--- RAW RECORDS ---

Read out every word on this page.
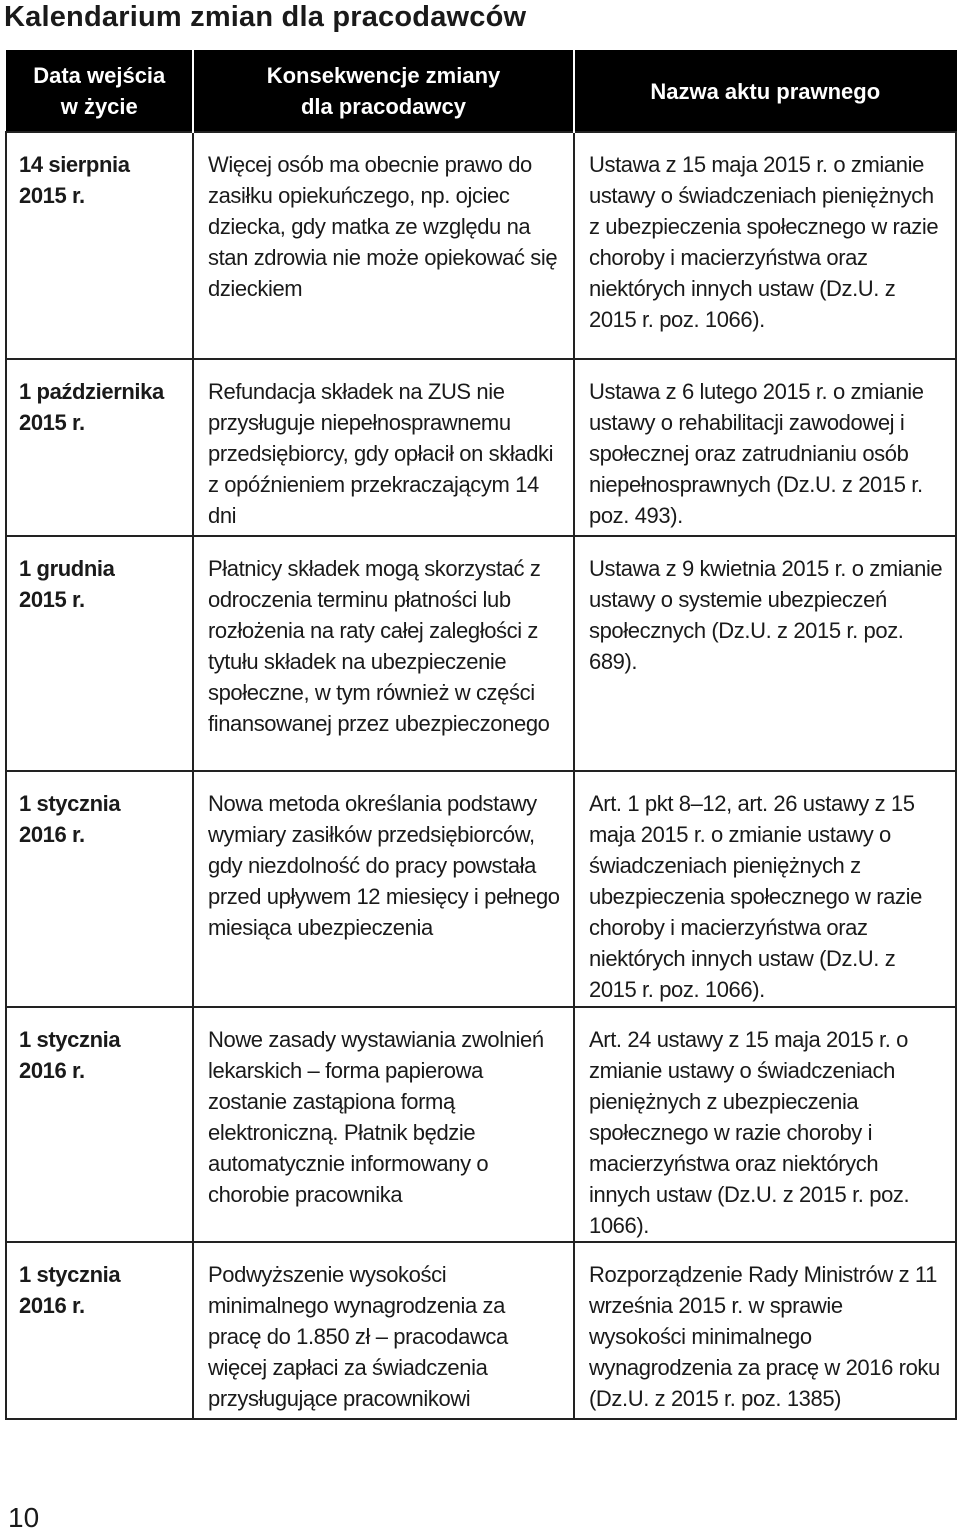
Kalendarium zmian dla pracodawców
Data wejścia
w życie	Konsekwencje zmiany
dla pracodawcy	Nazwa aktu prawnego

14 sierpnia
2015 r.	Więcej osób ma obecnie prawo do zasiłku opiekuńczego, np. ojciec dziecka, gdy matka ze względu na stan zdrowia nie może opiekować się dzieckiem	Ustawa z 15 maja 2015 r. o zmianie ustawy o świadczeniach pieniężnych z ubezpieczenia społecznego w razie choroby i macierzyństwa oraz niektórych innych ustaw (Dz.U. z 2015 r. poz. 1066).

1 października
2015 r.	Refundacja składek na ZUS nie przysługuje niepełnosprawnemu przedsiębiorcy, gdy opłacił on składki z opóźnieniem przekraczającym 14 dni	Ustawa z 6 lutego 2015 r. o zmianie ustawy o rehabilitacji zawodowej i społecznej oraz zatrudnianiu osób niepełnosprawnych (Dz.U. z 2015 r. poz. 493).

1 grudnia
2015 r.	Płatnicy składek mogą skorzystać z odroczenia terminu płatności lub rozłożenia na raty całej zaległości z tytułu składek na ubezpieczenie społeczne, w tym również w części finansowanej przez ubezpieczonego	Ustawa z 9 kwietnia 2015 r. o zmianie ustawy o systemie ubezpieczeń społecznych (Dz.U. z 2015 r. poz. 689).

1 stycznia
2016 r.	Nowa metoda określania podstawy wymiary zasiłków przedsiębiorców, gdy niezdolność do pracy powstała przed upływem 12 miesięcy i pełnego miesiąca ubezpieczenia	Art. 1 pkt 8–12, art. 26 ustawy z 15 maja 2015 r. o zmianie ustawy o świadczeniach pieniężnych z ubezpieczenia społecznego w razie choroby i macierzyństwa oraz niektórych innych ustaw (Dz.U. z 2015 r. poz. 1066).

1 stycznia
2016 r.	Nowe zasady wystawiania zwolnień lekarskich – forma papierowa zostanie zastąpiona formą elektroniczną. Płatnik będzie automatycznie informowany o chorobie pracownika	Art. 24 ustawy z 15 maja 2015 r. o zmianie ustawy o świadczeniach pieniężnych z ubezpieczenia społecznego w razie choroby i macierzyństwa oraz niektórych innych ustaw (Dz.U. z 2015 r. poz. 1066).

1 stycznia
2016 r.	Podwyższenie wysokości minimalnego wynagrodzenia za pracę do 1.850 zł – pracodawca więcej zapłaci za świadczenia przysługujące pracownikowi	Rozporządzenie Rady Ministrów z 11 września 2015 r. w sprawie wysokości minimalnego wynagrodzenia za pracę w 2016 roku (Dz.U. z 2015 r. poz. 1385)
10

---

▶ [REQUIRED WORK]: Copy the material above exactly and drop the pictures.

▶ [FULL RESPONSE]:
Read out every word on this page.
Kalendarium zmian dla pracodawców
Data wejścia
w życie	Konsekwencje zmiany
dla pracodawcy	Nazwa aktu prawnego

14 sierpnia
2015 r.	Więcej osób ma obecnie prawo do zasiłku opiekuńczego, np. ojciec dziecka, gdy matka ze względu na stan zdrowia nie może opiekować się dzieckiem	Ustawa z 15 maja 2015 r. o zmianie ustawy o świadczeniach pieniężnych z ubezpieczenia społecznego w razie choroby i macierzyństwa oraz niektórych innych ustaw (Dz.U. z 2015 r. poz. 1066).

1 października
2015 r.	Refundacja składek na ZUS nie przysługuje niepełnosprawnemu przedsiębiorcy, gdy opłacił on składki z opóźnieniem przekraczającym 14 dni	Ustawa z 6 lutego 2015 r. o zmianie ustawy o rehabilitacji zawodowej i społecznej oraz zatrudnianiu osób niepełnosprawnych (Dz.U. z 2015 r. poz. 493).

1 grudnia
2015 r.	Płatnicy składek mogą skorzystać z odroczenia terminu płatności lub rozłożenia na raty całej zaległości z tytułu składek na ubezpieczenie społeczne, w tym również w części finansowanej przez ubezpieczonego	Ustawa z 9 kwietnia 2015 r. o zmianie ustawy o systemie ubezpieczeń społecznych (Dz.U. z 2015 r. poz. 689).

1 stycznia
2016 r.	Nowa metoda określania podstawy wymiary zasiłków przedsiębiorców, gdy niezdolność do pracy powstała przed upływem 12 miesięcy i pełnego miesiąca ubezpieczenia	Art. 1 pkt 8–12, art. 26 ustawy z 15 maja 2015 r. o zmianie ustawy o świadczeniach pieniężnych z ubezpieczenia społecznego w razie choroby i macierzyństwa oraz niektórych innych ustaw (Dz.U. z 2015 r. poz. 1066).

1 stycznia
2016 r.	Nowe zasady wystawiania zwolnień lekarskich – forma papierowa zostanie zastąpiona formą elektroniczną. Płatnik będzie automatycznie informowany o chorobie pracownika	Art. 24 ustawy z 15 maja 2015 r. o zmianie ustawy o świadczeniach pieniężnych z ubezpieczenia społecznego w razie choroby i macierzyństwa oraz niektórych innych ustaw (Dz.U. z 2015 r. poz. 1066).

1 stycznia
2016 r.	Podwyższenie wysokości minimalnego wynagrodzenia za pracę do 1.850 zł – pracodawca więcej zapłaci za świadczenia przysługujące pracownikowi	Rozporządzenie Rady Ministrów z 11 września 2015 r. w sprawie wysokości minimalnego wynagrodzenia za pracę w 2016 roku (Dz.U. z 2015 r. poz. 1385)
10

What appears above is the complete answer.